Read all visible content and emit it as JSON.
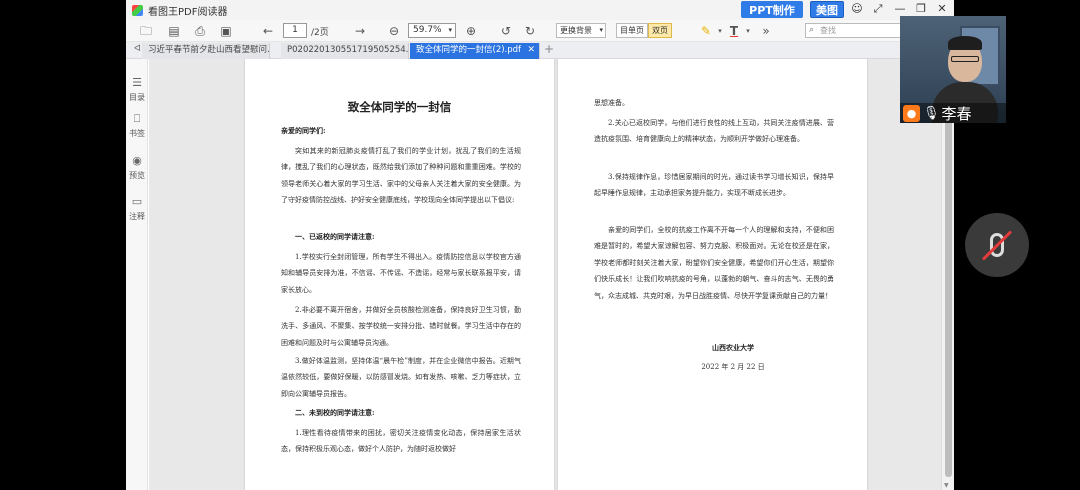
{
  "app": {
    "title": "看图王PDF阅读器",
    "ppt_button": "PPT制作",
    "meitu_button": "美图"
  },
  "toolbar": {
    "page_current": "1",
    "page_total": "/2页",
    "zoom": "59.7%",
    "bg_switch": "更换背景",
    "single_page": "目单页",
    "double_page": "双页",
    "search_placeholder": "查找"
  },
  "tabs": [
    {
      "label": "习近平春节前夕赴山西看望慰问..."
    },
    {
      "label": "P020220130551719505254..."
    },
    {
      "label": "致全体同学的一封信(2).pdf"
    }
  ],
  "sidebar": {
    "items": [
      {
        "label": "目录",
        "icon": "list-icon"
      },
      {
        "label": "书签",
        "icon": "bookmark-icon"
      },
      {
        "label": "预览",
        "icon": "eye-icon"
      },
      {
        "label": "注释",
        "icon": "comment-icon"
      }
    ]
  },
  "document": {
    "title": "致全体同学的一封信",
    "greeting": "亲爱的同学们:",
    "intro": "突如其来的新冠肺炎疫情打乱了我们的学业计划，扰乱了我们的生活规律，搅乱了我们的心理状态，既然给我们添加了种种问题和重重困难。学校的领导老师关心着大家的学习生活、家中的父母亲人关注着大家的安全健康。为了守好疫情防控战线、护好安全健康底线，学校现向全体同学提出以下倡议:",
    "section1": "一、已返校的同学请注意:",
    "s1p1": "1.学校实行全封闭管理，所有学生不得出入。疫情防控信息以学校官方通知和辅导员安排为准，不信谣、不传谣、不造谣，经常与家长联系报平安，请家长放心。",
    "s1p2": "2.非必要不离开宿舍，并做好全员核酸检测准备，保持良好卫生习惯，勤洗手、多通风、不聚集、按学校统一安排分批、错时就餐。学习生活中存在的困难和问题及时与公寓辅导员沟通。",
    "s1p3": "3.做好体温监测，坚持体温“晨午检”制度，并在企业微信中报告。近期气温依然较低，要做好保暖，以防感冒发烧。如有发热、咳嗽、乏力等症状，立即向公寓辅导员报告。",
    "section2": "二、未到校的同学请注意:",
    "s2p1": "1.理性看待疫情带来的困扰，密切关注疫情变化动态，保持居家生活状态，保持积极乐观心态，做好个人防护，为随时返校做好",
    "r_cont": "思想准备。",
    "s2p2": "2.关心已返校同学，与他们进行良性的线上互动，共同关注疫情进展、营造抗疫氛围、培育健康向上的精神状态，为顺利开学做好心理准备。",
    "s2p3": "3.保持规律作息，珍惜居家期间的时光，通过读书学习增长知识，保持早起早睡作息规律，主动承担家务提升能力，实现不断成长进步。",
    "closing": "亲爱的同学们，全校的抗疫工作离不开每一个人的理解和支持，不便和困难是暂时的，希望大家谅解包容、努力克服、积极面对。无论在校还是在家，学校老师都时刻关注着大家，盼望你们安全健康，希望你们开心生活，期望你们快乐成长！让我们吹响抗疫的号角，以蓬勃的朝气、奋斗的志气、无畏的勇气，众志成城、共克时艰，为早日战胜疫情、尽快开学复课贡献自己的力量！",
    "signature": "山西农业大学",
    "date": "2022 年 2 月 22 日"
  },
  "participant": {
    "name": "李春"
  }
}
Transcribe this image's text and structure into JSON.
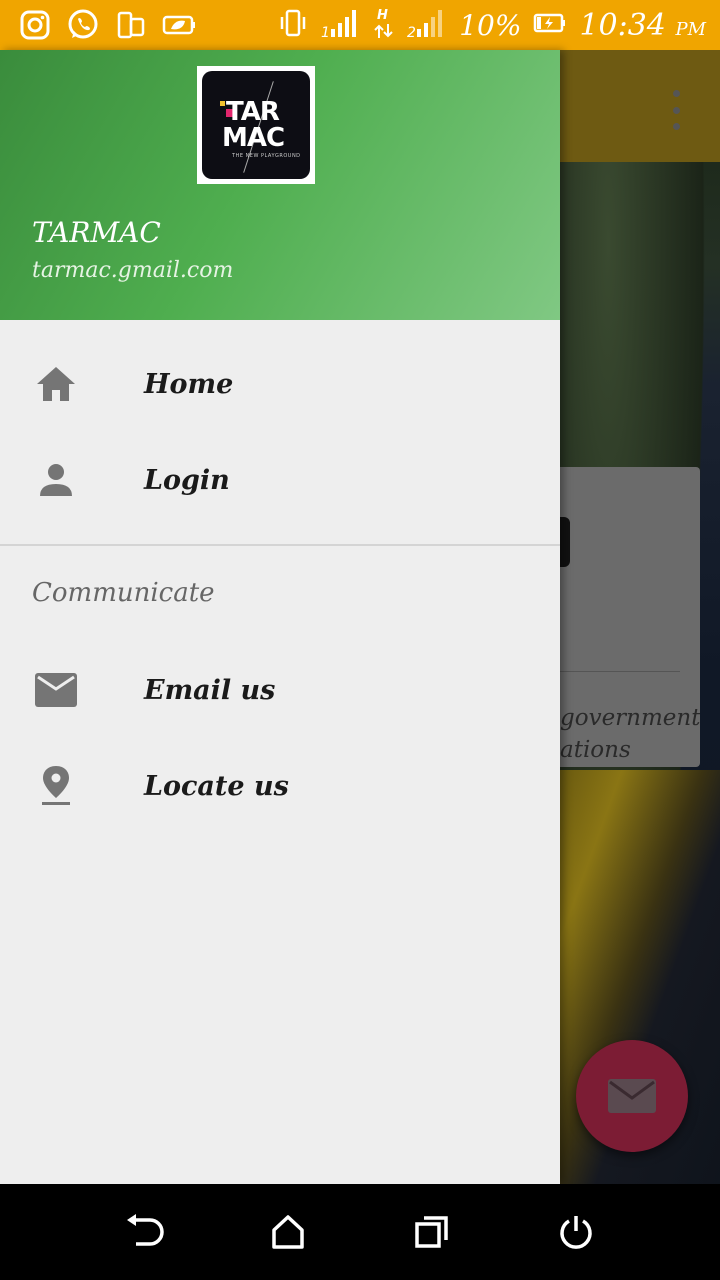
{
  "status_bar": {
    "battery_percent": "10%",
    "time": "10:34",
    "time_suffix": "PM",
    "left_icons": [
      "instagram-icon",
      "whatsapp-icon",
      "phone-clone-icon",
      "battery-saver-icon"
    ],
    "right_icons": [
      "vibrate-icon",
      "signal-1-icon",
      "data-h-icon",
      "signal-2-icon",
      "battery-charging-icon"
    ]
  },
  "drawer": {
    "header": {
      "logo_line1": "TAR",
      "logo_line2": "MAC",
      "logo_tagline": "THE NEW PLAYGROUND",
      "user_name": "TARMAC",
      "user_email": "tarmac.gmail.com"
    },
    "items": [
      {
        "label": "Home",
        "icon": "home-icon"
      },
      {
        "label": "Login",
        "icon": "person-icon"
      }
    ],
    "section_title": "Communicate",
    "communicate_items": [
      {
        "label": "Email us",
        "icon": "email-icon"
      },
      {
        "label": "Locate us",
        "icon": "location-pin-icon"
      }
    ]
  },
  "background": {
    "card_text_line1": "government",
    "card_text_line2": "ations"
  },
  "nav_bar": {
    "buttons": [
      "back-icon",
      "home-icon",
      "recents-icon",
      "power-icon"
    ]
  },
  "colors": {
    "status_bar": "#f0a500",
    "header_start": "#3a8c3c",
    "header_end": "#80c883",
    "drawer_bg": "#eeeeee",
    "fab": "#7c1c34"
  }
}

Description of the task: Write out every line of the preceding listing that contains "label".

Reply:
      "label": "习近平春节前夕赴山西看望慰问..."
      "label": "P020220130551719505254..."
      "label": "致全体同学的一封信(2).pdf"
        "label": "目录",
        "label": "书签",
        "label": "预览",
        "label": "注释",
        "label": "Home",
        "label": "Login",
        "label": "Email us",
        "label": "Locate us",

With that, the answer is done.